Coordinate annotation records
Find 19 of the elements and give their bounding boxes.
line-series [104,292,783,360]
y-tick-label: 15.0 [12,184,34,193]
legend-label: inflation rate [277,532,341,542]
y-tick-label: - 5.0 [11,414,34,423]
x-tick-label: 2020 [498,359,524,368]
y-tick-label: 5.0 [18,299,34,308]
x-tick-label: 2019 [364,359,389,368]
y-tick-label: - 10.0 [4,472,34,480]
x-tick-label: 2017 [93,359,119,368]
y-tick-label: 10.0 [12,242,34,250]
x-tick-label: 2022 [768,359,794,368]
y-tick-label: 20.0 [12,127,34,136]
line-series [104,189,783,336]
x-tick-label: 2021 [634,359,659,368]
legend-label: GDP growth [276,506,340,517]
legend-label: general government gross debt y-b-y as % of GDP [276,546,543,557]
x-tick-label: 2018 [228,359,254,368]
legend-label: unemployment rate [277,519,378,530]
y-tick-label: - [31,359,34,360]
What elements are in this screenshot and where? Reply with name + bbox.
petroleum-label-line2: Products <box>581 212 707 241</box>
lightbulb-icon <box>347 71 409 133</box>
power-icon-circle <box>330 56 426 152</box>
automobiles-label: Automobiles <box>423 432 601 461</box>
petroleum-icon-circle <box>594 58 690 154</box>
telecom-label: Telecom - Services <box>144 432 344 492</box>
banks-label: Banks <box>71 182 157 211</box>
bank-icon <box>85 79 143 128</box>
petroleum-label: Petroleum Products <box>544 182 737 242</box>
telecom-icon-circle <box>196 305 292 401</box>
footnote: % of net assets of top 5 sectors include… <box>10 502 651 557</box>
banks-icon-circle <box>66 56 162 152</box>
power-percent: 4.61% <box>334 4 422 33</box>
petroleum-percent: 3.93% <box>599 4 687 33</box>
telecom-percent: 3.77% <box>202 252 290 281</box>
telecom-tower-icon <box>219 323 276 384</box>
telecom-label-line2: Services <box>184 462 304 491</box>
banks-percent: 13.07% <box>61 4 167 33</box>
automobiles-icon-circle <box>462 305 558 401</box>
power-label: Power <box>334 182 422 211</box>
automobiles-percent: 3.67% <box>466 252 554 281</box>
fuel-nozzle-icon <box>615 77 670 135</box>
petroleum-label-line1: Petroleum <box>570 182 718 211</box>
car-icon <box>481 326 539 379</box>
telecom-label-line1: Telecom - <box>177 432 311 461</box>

> **Instructions for the task**: List every line of the material above that contains the string "Products", copying each such line in full. Case counts.

> **The output**:
petroleum-label-line2: Products <box>581 212 707 241</box>
petroleum-label: Petroleum Products <box>544 182 737 242</box>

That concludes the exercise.